* Stored items from a collection:
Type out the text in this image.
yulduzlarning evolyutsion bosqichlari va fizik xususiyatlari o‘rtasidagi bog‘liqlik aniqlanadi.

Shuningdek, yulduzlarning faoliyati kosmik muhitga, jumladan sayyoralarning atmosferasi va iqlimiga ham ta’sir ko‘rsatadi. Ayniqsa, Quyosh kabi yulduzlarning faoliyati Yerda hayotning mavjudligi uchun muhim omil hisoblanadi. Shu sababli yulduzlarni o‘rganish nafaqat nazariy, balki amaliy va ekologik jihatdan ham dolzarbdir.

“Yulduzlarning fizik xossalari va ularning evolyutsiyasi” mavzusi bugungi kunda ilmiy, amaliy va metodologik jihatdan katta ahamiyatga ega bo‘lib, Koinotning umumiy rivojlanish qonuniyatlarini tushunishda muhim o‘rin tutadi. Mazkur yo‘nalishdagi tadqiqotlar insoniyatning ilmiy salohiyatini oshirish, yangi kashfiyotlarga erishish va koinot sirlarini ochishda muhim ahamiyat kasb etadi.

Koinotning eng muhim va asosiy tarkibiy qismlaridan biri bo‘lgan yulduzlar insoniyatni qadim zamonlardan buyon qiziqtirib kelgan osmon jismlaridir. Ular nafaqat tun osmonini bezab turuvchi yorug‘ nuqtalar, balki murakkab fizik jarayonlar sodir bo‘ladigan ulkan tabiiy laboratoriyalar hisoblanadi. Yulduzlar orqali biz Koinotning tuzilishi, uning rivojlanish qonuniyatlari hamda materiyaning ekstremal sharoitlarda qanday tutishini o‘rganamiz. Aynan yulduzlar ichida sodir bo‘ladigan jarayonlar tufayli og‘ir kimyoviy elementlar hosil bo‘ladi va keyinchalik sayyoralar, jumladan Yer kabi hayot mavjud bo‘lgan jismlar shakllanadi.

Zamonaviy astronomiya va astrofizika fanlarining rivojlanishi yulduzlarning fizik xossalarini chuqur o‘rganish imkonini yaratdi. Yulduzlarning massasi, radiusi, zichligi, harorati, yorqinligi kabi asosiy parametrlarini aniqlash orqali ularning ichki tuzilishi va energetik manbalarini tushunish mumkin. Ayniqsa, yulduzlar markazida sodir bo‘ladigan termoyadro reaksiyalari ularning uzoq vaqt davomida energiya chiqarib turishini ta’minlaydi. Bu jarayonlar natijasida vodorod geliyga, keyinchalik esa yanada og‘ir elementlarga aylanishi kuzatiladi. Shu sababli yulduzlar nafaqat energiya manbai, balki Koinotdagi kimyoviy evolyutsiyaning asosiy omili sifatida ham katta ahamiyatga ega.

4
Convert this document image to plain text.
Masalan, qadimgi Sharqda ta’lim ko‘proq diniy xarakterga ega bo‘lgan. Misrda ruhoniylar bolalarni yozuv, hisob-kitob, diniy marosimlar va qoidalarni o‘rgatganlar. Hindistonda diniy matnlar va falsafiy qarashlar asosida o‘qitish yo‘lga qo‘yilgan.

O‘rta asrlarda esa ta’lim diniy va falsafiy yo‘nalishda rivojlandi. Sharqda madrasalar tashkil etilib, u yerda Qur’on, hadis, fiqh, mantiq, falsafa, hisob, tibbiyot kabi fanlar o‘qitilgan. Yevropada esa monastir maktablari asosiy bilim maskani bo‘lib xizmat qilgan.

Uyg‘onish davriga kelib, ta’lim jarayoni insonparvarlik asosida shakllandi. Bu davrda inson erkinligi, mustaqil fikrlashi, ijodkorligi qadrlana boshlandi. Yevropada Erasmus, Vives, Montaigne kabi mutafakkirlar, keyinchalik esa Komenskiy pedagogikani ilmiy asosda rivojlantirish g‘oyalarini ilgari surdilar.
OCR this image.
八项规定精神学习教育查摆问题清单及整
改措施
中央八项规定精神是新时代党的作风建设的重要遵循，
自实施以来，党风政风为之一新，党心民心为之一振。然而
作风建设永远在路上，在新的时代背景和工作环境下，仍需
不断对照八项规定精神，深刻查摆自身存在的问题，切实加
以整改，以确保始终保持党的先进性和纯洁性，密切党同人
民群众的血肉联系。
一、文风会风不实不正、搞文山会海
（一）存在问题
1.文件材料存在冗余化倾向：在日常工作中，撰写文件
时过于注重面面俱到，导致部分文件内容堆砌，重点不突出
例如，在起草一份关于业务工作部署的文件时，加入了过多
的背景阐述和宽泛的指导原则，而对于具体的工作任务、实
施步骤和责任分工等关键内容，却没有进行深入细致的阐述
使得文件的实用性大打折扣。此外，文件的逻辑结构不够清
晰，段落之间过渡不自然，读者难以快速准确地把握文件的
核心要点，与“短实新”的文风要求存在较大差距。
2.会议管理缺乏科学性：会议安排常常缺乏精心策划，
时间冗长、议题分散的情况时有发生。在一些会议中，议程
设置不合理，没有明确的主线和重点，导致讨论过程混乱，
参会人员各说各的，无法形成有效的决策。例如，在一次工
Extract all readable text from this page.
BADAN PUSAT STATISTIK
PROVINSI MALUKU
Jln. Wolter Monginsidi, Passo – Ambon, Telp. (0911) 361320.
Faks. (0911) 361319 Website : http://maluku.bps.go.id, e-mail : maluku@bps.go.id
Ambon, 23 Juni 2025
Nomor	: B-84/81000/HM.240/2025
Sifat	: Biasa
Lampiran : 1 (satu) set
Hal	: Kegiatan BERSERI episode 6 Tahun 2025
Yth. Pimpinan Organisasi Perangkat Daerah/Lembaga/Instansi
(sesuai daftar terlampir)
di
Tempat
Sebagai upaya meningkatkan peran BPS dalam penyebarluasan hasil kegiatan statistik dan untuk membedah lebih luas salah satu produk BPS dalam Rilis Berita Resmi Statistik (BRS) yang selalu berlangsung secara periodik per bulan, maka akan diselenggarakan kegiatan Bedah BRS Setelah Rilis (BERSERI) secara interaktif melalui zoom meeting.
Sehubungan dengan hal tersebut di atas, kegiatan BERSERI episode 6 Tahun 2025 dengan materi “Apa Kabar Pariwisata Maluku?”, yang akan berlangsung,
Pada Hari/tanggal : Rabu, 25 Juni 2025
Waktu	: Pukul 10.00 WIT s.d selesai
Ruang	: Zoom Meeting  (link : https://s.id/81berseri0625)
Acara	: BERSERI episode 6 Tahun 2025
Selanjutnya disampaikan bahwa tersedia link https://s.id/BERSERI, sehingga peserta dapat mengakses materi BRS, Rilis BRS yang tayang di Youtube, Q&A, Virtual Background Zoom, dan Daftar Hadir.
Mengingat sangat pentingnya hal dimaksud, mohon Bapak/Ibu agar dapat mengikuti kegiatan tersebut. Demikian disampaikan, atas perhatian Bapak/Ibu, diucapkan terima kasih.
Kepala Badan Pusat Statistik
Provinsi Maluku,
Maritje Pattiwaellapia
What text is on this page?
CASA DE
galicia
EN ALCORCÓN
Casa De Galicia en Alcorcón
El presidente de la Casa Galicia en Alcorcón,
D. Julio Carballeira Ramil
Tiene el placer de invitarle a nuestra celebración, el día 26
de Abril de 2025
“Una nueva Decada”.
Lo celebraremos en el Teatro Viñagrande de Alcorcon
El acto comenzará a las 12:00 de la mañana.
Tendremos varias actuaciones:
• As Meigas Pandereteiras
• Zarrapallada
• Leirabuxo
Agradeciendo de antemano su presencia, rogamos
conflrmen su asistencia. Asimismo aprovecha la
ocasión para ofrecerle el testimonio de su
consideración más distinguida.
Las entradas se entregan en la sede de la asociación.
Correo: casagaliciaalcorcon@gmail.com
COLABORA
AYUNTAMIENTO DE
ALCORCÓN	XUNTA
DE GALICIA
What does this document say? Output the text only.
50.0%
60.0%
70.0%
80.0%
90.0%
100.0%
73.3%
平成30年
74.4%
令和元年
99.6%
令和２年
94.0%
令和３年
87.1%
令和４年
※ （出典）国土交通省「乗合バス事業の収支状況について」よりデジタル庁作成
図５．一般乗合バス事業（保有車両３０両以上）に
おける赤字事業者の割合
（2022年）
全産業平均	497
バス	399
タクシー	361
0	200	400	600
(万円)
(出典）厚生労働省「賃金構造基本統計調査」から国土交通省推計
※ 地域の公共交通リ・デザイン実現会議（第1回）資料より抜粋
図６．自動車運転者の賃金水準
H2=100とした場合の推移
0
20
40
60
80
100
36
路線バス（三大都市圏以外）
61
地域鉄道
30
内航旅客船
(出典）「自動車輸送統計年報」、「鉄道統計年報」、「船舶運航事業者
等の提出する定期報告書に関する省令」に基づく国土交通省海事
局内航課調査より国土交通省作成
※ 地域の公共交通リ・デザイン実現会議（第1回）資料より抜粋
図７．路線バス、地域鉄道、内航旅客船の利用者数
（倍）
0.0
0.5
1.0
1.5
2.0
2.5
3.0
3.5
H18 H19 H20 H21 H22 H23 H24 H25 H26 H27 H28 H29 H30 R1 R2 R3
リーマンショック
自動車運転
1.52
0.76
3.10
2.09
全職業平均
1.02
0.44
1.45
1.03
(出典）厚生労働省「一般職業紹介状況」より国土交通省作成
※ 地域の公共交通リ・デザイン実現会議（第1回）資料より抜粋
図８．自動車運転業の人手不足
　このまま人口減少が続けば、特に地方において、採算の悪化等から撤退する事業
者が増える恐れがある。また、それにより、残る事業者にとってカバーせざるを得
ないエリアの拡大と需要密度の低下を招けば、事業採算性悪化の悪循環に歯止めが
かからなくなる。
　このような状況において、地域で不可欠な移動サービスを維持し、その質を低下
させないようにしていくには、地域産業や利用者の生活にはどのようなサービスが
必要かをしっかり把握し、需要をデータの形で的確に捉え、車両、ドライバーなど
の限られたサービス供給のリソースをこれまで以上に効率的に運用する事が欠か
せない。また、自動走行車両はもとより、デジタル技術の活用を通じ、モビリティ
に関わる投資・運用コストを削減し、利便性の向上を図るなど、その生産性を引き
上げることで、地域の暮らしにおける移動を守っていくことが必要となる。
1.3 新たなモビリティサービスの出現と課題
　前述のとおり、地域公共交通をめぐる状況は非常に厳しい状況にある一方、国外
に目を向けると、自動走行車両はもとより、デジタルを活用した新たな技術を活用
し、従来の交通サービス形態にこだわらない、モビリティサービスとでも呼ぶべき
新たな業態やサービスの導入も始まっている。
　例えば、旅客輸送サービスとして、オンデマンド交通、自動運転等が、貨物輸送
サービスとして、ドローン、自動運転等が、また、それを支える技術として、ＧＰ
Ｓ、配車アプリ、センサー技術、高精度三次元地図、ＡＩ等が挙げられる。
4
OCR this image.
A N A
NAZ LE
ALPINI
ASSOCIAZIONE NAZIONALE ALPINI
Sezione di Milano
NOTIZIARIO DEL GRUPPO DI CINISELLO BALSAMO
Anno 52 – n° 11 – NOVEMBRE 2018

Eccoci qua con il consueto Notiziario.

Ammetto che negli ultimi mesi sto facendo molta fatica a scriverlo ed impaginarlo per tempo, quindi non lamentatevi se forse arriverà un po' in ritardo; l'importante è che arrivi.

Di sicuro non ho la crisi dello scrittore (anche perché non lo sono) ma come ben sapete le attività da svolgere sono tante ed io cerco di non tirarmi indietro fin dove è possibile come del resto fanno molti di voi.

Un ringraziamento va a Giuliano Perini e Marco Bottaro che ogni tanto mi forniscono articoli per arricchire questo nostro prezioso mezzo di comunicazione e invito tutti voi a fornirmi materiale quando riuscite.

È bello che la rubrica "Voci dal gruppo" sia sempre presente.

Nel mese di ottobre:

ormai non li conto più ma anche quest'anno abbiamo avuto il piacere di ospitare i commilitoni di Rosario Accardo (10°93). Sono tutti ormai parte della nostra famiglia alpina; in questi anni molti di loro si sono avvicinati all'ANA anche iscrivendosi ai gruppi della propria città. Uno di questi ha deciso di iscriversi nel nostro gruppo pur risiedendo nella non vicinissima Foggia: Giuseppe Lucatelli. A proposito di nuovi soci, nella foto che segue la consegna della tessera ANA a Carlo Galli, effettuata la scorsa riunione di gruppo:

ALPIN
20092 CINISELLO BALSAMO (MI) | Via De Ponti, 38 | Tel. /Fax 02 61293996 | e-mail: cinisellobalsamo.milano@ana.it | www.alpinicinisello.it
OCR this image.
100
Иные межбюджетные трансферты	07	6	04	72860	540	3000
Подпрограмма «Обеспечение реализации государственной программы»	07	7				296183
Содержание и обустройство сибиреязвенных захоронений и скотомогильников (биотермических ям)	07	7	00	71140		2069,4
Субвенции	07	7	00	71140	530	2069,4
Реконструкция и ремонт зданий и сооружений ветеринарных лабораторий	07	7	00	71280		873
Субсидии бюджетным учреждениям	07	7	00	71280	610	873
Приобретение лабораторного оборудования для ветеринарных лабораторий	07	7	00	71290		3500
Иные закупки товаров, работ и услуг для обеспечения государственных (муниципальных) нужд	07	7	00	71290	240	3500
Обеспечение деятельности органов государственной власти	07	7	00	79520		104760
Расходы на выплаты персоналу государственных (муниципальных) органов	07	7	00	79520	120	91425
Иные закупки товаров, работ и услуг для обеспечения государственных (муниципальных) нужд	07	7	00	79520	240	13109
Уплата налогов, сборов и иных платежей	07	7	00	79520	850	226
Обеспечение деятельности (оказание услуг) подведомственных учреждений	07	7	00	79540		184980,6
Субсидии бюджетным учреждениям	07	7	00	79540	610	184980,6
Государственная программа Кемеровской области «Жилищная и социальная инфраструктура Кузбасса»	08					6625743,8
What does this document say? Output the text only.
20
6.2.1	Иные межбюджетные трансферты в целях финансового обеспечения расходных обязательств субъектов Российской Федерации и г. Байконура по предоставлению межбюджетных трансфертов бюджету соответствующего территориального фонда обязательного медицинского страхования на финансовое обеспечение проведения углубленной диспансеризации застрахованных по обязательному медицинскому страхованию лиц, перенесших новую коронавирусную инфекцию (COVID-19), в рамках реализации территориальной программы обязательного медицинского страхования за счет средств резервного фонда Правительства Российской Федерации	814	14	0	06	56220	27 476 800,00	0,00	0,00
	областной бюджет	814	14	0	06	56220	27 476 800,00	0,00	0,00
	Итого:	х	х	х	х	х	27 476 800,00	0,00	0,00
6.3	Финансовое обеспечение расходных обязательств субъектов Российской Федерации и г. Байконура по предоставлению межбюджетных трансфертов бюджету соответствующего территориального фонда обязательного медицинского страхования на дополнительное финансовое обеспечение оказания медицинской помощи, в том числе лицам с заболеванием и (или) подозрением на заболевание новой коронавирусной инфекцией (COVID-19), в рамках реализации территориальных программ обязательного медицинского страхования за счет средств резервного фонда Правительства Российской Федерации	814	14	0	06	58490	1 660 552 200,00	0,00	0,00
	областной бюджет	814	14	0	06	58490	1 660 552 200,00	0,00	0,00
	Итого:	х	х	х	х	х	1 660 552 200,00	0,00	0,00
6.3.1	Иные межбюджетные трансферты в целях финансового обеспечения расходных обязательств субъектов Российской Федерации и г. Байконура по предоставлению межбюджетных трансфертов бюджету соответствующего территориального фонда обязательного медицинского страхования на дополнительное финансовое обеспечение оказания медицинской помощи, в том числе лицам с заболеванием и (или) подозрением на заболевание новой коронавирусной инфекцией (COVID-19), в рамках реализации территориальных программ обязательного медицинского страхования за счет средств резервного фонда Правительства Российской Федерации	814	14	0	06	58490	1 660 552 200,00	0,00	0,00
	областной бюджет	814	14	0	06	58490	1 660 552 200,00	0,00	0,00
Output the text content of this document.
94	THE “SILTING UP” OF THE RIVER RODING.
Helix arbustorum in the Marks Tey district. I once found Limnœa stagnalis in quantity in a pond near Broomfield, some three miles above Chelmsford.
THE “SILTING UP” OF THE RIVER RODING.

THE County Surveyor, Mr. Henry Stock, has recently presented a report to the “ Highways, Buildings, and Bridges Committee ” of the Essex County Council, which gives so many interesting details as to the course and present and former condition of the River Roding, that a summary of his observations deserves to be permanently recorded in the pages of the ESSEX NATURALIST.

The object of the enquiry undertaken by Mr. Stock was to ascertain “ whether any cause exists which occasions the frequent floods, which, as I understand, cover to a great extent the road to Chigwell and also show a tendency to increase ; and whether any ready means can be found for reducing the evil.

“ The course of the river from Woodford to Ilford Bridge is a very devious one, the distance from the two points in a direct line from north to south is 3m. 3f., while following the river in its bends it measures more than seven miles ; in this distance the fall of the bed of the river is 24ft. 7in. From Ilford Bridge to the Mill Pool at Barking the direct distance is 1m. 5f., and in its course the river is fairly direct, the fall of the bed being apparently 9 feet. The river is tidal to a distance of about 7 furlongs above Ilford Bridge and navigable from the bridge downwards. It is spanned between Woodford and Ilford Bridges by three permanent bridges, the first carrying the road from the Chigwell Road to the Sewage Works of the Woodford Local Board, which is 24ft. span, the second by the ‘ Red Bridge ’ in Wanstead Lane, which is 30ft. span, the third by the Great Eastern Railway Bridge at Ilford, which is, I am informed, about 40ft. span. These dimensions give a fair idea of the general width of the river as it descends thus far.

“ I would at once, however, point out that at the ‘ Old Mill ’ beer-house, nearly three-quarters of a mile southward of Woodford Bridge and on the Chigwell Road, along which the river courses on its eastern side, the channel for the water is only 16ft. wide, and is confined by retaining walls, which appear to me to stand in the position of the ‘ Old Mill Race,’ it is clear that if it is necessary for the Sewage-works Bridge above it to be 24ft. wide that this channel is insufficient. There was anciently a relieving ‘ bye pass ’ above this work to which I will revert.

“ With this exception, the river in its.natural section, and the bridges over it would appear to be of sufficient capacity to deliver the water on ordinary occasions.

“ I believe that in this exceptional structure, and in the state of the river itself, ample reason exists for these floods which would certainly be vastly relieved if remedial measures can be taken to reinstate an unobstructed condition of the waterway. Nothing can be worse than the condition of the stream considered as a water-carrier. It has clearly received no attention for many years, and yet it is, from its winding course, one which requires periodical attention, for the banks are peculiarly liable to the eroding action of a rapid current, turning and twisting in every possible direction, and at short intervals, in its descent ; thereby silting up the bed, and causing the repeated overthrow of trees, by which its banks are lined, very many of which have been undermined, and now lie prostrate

* Your goal:
Show every line of the listing in which the string "бюджетным" can be found.

* Task result:
Субсидии бюджетным учреждениям	07	7	00	71280	610	873
Субсидии бюджетным учреждениям	07	7	00	79540	610	184980,6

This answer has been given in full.